Locate each line holding the string "this" and copy it.

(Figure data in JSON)
■ ■ ■ ■ ■

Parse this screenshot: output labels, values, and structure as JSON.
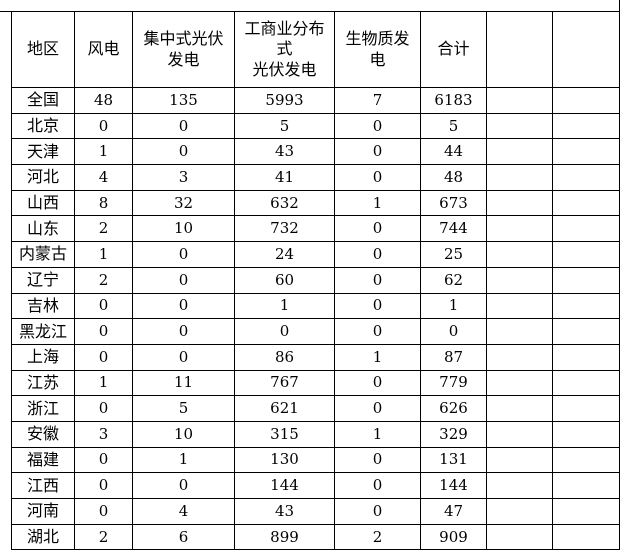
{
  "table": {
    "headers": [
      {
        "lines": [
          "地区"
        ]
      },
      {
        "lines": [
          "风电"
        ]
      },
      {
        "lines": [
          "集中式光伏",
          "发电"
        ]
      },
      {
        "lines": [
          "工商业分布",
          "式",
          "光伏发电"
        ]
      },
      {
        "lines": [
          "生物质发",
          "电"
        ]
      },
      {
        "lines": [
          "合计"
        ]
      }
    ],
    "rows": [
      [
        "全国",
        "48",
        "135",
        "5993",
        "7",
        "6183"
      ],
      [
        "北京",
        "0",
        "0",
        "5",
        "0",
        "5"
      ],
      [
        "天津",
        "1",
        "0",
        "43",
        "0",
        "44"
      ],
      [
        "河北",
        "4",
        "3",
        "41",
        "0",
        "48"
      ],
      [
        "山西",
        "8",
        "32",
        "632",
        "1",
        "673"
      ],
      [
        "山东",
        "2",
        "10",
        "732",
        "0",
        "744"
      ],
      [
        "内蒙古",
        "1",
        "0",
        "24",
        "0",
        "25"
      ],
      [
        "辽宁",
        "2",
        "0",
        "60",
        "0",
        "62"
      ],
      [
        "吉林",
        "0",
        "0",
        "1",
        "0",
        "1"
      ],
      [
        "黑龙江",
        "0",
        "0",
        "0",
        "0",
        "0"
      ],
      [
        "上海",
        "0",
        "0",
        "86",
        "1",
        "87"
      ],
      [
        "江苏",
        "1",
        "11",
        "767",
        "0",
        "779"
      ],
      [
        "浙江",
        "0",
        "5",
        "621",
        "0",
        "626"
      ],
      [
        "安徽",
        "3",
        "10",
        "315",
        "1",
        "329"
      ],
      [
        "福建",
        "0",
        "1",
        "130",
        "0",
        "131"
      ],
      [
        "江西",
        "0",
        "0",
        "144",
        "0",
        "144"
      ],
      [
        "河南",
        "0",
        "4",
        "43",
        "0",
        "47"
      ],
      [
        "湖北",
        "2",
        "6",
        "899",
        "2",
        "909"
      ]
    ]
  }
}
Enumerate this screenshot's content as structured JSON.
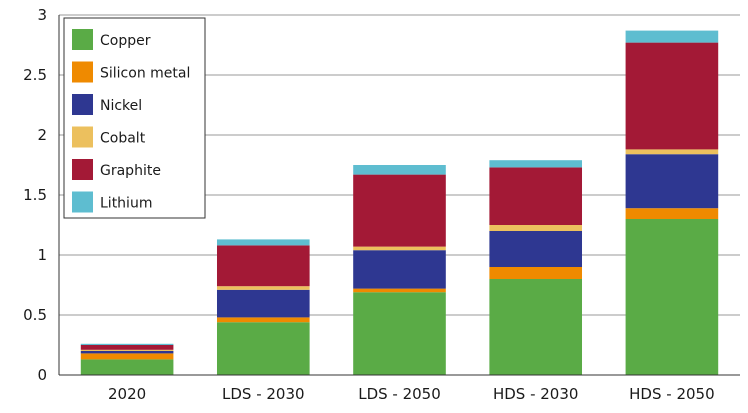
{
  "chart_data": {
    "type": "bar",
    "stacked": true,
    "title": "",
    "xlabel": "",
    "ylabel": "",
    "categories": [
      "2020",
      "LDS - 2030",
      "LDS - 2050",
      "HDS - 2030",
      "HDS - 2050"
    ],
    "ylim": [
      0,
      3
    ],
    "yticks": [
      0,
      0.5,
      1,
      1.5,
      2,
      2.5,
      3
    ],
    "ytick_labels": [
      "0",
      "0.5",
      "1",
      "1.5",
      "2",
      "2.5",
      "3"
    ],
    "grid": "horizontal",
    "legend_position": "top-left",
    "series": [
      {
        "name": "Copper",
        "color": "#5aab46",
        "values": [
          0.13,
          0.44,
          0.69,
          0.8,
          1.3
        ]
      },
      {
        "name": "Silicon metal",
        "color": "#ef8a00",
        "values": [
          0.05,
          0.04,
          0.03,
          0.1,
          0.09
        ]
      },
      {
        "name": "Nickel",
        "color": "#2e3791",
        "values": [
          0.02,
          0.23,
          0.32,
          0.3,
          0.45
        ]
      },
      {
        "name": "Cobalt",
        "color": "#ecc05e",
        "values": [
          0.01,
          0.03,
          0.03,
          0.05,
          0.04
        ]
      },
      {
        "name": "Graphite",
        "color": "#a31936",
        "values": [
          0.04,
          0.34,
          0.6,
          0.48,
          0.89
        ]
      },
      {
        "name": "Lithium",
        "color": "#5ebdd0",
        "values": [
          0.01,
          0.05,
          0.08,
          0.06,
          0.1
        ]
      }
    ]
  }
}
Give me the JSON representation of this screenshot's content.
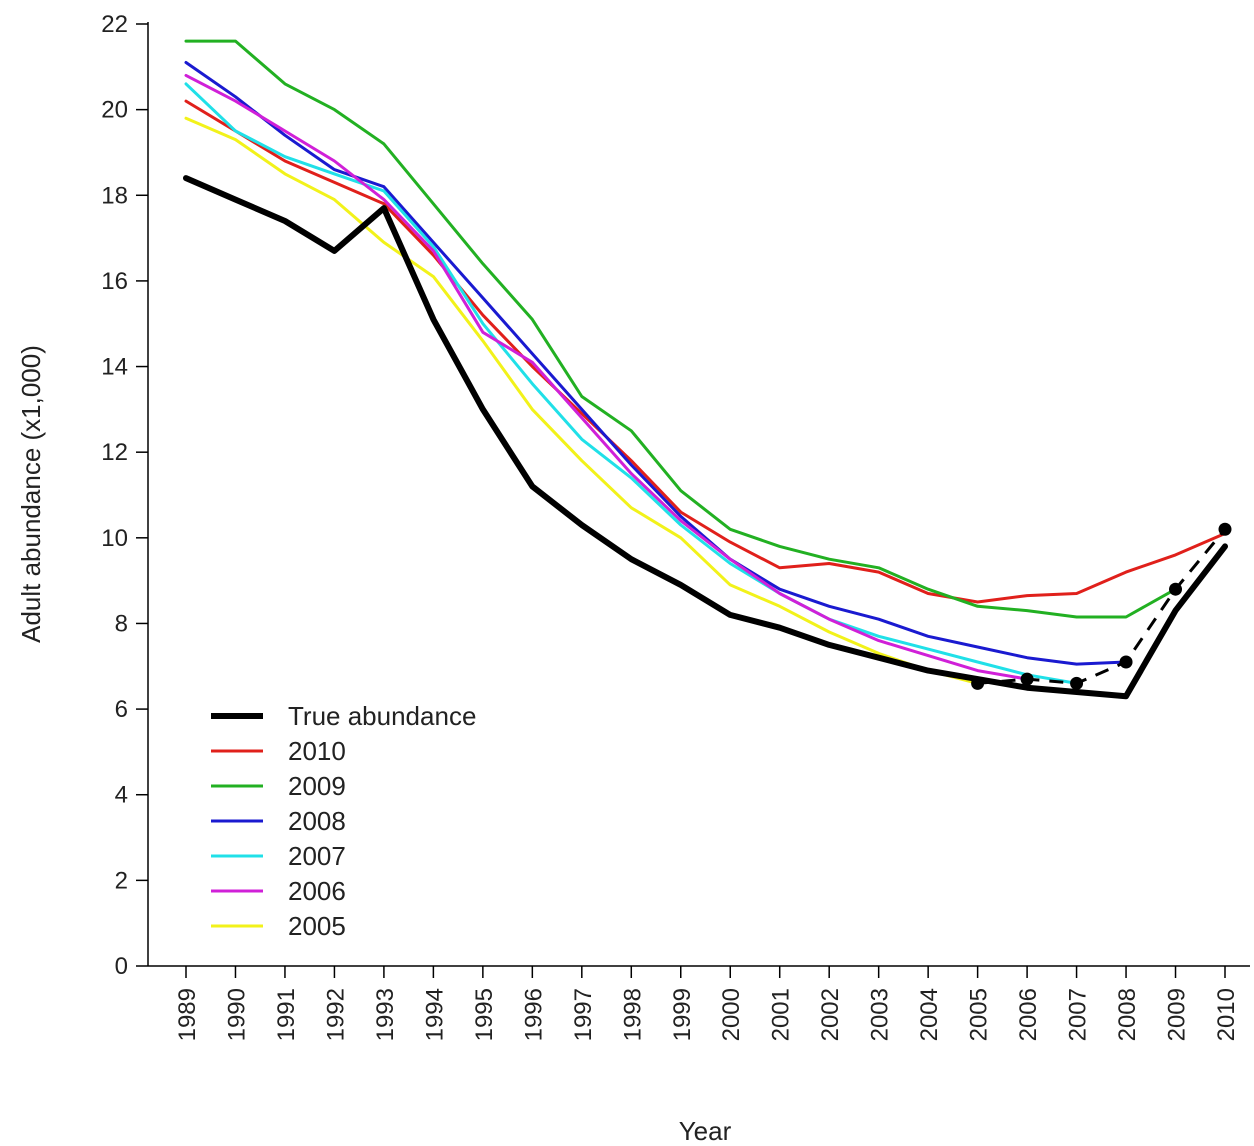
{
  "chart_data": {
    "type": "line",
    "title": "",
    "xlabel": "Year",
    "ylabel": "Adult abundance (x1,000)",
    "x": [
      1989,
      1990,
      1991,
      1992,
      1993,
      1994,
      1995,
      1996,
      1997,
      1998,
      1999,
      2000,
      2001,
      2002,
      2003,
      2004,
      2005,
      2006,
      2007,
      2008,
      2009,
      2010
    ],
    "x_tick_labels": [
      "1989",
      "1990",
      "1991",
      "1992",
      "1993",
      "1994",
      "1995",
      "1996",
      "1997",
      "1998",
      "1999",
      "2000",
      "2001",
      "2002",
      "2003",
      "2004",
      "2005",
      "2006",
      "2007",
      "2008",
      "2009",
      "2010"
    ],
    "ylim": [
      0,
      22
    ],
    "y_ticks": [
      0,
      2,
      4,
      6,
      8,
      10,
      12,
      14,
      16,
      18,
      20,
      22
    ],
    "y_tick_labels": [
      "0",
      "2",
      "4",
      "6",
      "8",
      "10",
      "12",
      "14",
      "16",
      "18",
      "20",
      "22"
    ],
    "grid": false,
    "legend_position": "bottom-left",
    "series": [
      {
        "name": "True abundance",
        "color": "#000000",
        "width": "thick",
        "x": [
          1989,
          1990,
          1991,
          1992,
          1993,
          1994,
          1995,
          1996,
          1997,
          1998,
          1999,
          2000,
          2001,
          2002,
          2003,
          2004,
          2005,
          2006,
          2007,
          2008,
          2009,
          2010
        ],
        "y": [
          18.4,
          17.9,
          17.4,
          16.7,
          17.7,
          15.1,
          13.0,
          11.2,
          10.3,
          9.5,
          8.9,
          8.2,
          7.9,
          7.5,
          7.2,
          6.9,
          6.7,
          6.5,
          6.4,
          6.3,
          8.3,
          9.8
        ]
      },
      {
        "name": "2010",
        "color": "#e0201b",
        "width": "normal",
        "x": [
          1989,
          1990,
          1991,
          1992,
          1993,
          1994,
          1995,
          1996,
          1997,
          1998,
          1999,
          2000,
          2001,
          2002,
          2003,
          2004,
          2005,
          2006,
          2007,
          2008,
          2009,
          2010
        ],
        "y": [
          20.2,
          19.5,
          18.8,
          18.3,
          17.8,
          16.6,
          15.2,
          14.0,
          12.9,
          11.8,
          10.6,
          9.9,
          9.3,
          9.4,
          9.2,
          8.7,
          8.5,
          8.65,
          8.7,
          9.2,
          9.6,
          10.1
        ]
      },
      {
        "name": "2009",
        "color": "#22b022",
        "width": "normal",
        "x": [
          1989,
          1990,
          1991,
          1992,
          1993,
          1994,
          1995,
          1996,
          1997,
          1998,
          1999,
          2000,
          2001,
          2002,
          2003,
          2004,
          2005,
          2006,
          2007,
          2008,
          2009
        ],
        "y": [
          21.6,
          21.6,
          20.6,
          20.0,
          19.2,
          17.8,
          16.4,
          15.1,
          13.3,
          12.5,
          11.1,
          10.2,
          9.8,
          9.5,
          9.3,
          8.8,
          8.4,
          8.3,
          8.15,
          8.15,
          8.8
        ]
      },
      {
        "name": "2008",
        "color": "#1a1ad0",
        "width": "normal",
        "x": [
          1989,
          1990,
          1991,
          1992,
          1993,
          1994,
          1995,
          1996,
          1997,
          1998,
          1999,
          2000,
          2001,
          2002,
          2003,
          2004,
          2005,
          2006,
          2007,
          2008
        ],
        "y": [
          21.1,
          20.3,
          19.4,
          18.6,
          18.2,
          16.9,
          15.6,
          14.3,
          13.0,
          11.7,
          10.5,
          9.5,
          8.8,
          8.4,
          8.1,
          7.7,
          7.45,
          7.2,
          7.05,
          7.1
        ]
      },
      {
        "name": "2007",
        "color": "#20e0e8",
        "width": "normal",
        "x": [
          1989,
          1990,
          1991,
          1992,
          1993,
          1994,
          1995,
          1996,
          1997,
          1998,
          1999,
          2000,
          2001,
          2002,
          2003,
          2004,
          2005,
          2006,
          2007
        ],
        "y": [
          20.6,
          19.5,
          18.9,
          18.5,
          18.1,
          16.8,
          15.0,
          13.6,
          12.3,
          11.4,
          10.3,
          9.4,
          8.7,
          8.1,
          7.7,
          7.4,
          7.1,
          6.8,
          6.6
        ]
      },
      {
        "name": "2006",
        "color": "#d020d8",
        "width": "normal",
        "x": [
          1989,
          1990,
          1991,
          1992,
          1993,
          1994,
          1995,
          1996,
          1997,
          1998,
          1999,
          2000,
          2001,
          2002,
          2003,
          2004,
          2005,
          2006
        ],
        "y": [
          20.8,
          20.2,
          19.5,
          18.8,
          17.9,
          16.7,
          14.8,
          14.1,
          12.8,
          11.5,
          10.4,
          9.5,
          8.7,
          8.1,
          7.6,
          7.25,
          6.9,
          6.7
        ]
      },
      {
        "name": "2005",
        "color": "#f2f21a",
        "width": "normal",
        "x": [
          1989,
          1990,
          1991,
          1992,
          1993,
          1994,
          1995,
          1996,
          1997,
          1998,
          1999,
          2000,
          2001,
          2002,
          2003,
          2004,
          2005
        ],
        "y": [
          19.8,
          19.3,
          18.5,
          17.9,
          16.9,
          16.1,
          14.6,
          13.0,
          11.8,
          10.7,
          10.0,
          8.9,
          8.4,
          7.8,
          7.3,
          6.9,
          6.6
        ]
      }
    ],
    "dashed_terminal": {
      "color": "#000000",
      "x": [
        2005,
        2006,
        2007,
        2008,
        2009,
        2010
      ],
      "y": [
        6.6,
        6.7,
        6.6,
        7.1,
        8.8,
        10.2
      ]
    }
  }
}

■ ■ ■ ■ ■

| Solved problem |
Parse this screenshot: output labels, values, and structure as JSON.
Enumerate this screenshot's content as structured JSON.
Give me the JSON representation of this screenshot's content.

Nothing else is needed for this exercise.